*What is required*
Repeat, line for line, the entries printed below.

◆ ◆ ◆ ◆ ◆ ◆ ◆

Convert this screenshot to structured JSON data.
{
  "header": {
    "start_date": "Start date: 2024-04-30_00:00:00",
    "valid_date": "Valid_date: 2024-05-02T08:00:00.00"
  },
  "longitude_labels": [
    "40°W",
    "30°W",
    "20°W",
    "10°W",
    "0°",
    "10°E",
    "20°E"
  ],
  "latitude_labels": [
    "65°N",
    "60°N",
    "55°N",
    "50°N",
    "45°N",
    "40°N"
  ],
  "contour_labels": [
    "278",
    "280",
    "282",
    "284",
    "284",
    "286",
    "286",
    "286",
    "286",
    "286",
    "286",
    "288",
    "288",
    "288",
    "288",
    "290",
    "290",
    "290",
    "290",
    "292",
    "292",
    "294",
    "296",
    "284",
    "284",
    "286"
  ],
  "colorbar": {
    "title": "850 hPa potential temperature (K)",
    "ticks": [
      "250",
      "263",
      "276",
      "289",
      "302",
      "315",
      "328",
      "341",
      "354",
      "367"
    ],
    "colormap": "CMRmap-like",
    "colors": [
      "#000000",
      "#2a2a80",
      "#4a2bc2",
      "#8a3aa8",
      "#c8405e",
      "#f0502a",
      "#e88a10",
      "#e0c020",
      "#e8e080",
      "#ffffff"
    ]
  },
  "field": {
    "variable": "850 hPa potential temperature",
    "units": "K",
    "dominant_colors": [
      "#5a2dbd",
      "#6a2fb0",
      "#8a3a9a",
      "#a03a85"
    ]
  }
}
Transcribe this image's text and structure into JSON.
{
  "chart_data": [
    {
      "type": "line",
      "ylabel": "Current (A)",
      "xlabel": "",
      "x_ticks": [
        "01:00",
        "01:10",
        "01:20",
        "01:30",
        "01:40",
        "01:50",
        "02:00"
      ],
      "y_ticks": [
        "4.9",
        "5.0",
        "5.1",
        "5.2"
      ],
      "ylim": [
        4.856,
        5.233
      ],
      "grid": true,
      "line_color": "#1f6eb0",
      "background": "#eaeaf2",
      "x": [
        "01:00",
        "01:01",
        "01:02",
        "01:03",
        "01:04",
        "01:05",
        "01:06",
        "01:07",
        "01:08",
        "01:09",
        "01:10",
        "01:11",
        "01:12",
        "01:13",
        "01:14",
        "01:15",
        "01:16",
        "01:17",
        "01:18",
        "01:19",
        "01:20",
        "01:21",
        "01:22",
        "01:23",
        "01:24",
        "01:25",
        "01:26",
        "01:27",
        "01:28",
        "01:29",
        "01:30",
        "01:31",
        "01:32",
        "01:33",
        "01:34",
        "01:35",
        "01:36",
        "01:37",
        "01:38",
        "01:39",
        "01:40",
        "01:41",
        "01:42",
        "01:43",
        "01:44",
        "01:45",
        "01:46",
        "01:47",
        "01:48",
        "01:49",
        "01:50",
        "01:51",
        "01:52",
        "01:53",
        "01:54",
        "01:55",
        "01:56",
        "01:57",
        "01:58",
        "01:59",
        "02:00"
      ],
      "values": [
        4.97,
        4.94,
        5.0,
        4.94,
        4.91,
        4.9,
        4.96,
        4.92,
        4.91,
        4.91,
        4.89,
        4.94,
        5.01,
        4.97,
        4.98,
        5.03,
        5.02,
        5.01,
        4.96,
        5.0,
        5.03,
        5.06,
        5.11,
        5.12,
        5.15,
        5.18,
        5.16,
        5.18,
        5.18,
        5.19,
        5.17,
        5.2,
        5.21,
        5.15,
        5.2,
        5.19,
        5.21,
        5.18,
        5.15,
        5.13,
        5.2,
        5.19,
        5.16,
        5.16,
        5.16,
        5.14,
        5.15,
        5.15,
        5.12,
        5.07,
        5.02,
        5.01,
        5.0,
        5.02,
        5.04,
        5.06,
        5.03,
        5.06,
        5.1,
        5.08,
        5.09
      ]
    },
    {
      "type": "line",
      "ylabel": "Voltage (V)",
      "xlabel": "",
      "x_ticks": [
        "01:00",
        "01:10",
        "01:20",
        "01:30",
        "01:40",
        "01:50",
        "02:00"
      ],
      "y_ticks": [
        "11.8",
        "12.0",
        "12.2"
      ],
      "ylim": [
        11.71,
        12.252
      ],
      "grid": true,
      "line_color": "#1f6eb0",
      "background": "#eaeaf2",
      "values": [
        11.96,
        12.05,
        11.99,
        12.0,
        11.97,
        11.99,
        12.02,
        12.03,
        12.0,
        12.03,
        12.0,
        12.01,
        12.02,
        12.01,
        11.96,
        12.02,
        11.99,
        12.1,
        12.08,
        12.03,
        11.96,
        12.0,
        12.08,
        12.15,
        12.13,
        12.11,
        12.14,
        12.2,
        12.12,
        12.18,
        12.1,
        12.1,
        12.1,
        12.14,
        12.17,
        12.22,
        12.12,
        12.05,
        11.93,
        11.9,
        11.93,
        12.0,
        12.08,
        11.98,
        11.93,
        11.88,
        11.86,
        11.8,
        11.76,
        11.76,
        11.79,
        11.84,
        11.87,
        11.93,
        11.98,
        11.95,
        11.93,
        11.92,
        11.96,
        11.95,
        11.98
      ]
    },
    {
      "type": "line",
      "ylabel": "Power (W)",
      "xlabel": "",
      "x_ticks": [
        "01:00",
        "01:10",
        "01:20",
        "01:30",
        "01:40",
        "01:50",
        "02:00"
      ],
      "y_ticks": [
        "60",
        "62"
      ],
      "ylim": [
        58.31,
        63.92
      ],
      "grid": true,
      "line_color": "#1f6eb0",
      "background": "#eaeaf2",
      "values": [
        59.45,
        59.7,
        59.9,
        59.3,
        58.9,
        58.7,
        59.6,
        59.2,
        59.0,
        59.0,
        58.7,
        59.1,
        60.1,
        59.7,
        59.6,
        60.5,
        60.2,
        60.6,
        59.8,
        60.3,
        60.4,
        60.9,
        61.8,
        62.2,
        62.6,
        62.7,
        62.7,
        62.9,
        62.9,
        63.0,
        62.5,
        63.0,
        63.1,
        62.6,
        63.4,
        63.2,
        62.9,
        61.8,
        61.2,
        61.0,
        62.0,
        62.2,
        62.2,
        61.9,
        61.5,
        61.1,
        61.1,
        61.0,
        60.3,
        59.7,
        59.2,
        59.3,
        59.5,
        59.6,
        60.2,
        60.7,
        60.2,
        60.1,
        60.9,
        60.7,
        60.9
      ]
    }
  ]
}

◆ ◆ ◆ ◆ ◆ ◆ ◆

*Solution*
Convert this screenshot to structured JSON data.
{
  "header": {
    "start_date": "Start date: 2024-04-30_00:00:00",
    "valid_date": "Valid_date: 2024-05-02T08:00:00.00"
  },
  "longitude_labels": [
    "40°W",
    "30°W",
    "20°W",
    "10°W",
    "0°",
    "10°E",
    "20°E"
  ],
  "latitude_labels": [
    "65°N",
    "60°N",
    "55°N",
    "50°N",
    "45°N",
    "40°N"
  ],
  "contour_labels": [
    "278",
    "280",
    "282",
    "284",
    "284",
    "286",
    "286",
    "286",
    "286",
    "286",
    "286",
    "288",
    "288",
    "288",
    "288",
    "290",
    "290",
    "290",
    "290",
    "292",
    "292",
    "294",
    "296",
    "284",
    "284",
    "286"
  ],
  "colorbar": {
    "title": "850 hPa potential temperature (K)",
    "ticks": [
      "250",
      "263",
      "276",
      "289",
      "302",
      "315",
      "328",
      "341",
      "354",
      "367"
    ],
    "colormap": "CMRmap-like",
    "colors": [
      "#000000",
      "#2a2a80",
      "#4a2bc2",
      "#8a3aa8",
      "#c8405e",
      "#f0502a",
      "#e88a10",
      "#e0c020",
      "#e8e080",
      "#ffffff"
    ]
  },
  "field": {
    "variable": "850 hPa potential temperature",
    "units": "K",
    "dominant_colors": [
      "#5a2dbd",
      "#6a2fb0",
      "#8a3a9a",
      "#a03a85"
    ]
  }
}
Transcribe this image's text and structure into JSON.
{
  "chart_data": [
    {
      "type": "line",
      "ylabel": "Current (A)",
      "xlabel": "",
      "x_ticks": [
        "01:00",
        "01:10",
        "01:20",
        "01:30",
        "01:40",
        "01:50",
        "02:00"
      ],
      "y_ticks": [
        "4.9",
        "5.0",
        "5.1",
        "5.2"
      ],
      "ylim": [
        4.856,
        5.233
      ],
      "grid": true,
      "line_color": "#1f6eb0",
      "background": "#eaeaf2",
      "x": [
        "01:00",
        "01:01",
        "01:02",
        "01:03",
        "01:04",
        "01:05",
        "01:06",
        "01:07",
        "01:08",
        "01:09",
        "01:10",
        "01:11",
        "01:12",
        "01:13",
        "01:14",
        "01:15",
        "01:16",
        "01:17",
        "01:18",
        "01:19",
        "01:20",
        "01:21",
        "01:22",
        "01:23",
        "01:24",
        "01:25",
        "01:26",
        "01:27",
        "01:28",
        "01:29",
        "01:30",
        "01:31",
        "01:32",
        "01:33",
        "01:34",
        "01:35",
        "01:36",
        "01:37",
        "01:38",
        "01:39",
        "01:40",
        "01:41",
        "01:42",
        "01:43",
        "01:44",
        "01:45",
        "01:46",
        "01:47",
        "01:48",
        "01:49",
        "01:50",
        "01:51",
        "01:52",
        "01:53",
        "01:54",
        "01:55",
        "01:56",
        "01:57",
        "01:58",
        "01:59",
        "02:00"
      ],
      "values": [
        4.97,
        4.94,
        5.0,
        4.94,
        4.91,
        4.9,
        4.96,
        4.92,
        4.91,
        4.91,
        4.89,
        4.94,
        5.01,
        4.97,
        4.98,
        5.03,
        5.02,
        5.01,
        4.96,
        5.0,
        5.03,
        5.06,
        5.11,
        5.12,
        5.15,
        5.18,
        5.16,
        5.18,
        5.18,
        5.19,
        5.17,
        5.2,
        5.21,
        5.15,
        5.2,
        5.19,
        5.21,
        5.18,
        5.15,
        5.13,
        5.2,
        5.19,
        5.16,
        5.16,
        5.16,
        5.14,
        5.15,
        5.15,
        5.12,
        5.07,
        5.02,
        5.01,
        5.0,
        5.02,
        5.04,
        5.06,
        5.03,
        5.06,
        5.1,
        5.08,
        5.09
      ]
    },
    {
      "type": "line",
      "ylabel": "Voltage (V)",
      "xlabel": "",
      "x_ticks": [
        "01:00",
        "01:10",
        "01:20",
        "01:30",
        "01:40",
        "01:50",
        "02:00"
      ],
      "y_ticks": [
        "11.8",
        "12.0",
        "12.2"
      ],
      "ylim": [
        11.71,
        12.252
      ],
      "grid": true,
      "line_color": "#1f6eb0",
      "background": "#eaeaf2",
      "values": [
        11.96,
        12.05,
        11.99,
        12.0,
        11.97,
        11.99,
        12.02,
        12.03,
        12.0,
        12.03,
        12.0,
        12.01,
        12.02,
        12.01,
        11.96,
        12.02,
        11.99,
        12.1,
        12.08,
        12.03,
        11.96,
        12.0,
        12.08,
        12.15,
        12.13,
        12.11,
        12.14,
        12.2,
        12.12,
        12.18,
        12.1,
        12.1,
        12.1,
        12.14,
        12.17,
        12.22,
        12.12,
        12.05,
        11.93,
        11.9,
        11.93,
        12.0,
        12.08,
        11.98,
        11.93,
        11.88,
        11.86,
        11.8,
        11.76,
        11.76,
        11.79,
        11.84,
        11.87,
        11.93,
        11.98,
        11.95,
        11.93,
        11.92,
        11.96,
        11.95,
        11.98
      ]
    },
    {
      "type": "line",
      "ylabel": "Power (W)",
      "xlabel": "",
      "x_ticks": [
        "01:00",
        "01:10",
        "01:20",
        "01:30",
        "01:40",
        "01:50",
        "02:00"
      ],
      "y_ticks": [
        "60",
        "62"
      ],
      "ylim": [
        58.31,
        63.92
      ],
      "grid": true,
      "line_color": "#1f6eb0",
      "background": "#eaeaf2",
      "values": [
        59.45,
        59.7,
        59.9,
        59.3,
        58.9,
        58.7,
        59.6,
        59.2,
        59.0,
        59.0,
        58.7,
        59.1,
        60.1,
        59.7,
        59.6,
        60.5,
        60.2,
        60.6,
        59.8,
        60.3,
        60.4,
        60.9,
        61.8,
        62.2,
        62.6,
        62.7,
        62.7,
        62.9,
        62.9,
        63.0,
        62.5,
        63.0,
        63.1,
        62.6,
        63.4,
        63.2,
        62.9,
        61.8,
        61.2,
        61.0,
        62.0,
        62.2,
        62.2,
        61.9,
        61.5,
        61.1,
        61.1,
        61.0,
        60.3,
        59.7,
        59.2,
        59.3,
        59.5,
        59.6,
        60.2,
        60.7,
        60.2,
        60.1,
        60.9,
        60.7,
        60.9
      ]
    }
  ]
}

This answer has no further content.